• PROBLEM REQUIREMENTS: Output the data that follows exactly, line for line.

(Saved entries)
========

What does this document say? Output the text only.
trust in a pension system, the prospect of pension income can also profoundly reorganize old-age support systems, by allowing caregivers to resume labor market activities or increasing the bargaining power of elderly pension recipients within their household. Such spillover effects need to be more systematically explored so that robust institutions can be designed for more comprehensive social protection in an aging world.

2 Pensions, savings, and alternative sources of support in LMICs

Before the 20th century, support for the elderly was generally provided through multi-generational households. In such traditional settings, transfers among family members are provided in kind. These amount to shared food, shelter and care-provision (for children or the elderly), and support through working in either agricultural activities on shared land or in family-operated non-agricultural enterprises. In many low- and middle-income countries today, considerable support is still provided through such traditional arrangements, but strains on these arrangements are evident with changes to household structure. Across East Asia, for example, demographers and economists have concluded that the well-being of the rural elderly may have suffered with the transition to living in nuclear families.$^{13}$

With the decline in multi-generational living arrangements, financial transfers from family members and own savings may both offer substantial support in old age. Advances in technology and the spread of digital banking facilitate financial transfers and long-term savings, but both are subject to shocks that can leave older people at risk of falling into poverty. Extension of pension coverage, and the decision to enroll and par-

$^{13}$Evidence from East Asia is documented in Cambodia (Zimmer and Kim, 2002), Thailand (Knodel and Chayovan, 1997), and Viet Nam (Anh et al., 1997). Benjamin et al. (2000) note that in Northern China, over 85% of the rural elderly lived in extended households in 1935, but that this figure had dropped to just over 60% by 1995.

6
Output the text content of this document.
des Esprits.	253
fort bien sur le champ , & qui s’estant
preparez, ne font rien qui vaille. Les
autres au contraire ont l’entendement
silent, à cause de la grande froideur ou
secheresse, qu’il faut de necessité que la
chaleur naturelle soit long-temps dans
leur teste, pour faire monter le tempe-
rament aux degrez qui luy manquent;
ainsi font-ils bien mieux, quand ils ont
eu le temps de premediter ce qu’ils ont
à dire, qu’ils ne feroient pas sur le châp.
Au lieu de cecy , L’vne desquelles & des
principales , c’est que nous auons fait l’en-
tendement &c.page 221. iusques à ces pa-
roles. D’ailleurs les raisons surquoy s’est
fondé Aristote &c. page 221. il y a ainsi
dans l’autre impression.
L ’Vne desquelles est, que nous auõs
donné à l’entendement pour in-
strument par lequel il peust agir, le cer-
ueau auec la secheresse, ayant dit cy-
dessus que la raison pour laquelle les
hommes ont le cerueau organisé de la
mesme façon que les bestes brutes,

========

• ANSWER TO THIS TASK:
What does this document say? Output the text only.
trust in a pension system, the prospect of pension income can also profoundly reorganize old-age support systems, by allowing caregivers to resume labor market activities or increasing the bargaining power of elderly pension recipients within their household. Such spillover effects need to be more systematically explored so that robust institutions can be designed for more comprehensive social protection in an aging world.

2 Pensions, savings, and alternative sources of support in LMICs

Before the 20th century, support for the elderly was generally provided through multi-generational households. In such traditional settings, transfers among family members are provided in kind. These amount to shared food, shelter and care-provision (for children or the elderly), and support through working in either agricultural activities on shared land or in family-operated non-agricultural enterprises. In many low- and middle-income countries today, considerable support is still provided through such traditional arrangements, but strains on these arrangements are evident with changes to household structure. Across East Asia, for example, demographers and economists have concluded that the well-being of the rural elderly may have suffered with the transition to living in nuclear families.$^{13}$

With the decline in multi-generational living arrangements, financial transfers from family members and own savings may both offer substantial support in old age. Advances in technology and the spread of digital banking facilitate financial transfers and long-term savings, but both are subject to shocks that can leave older people at risk of falling into poverty. Extension of pension coverage, and the decision to enroll and par-

$^{13}$Evidence from East Asia is documented in Cambodia (Zimmer and Kim, 2002), Thailand (Knodel and Chayovan, 1997), and Viet Nam (Anh et al., 1997). Benjamin et al. (2000) note that in Northern China, over 85% of the rural elderly lived in extended households in 1935, but that this figure had dropped to just over 60% by 1995.

6
Output the text content of this document.
des Esprits.	253
fort bien sur le champ , & qui s’estant
preparez, ne font rien qui vaille. Les
autres au contraire ont l’entendement
silent, à cause de la grande froideur ou
secheresse, qu’il faut de necessité que la
chaleur naturelle soit long-temps dans
leur teste, pour faire monter le tempe-
rament aux degrez qui luy manquent;
ainsi font-ils bien mieux, quand ils ont
eu le temps de premediter ce qu’ils ont
à dire, qu’ils ne feroient pas sur le châp.
Au lieu de cecy , L’vne desquelles & des
principales , c’est que nous auons fait l’en-
tendement &c.page 221. iusques à ces pa-
roles. D’ailleurs les raisons surquoy s’est
fondé Aristote &c. page 221. il y a ainsi
dans l’autre impression.
L ’Vne desquelles est, que nous auõs
donné à l’entendement pour in-
strument par lequel il peust agir, le cer-
ueau auec la secheresse, ayant dit cy-
dessus que la raison pour laquelle les
hommes ont le cerueau organisé de la
mesme façon que les bestes brutes,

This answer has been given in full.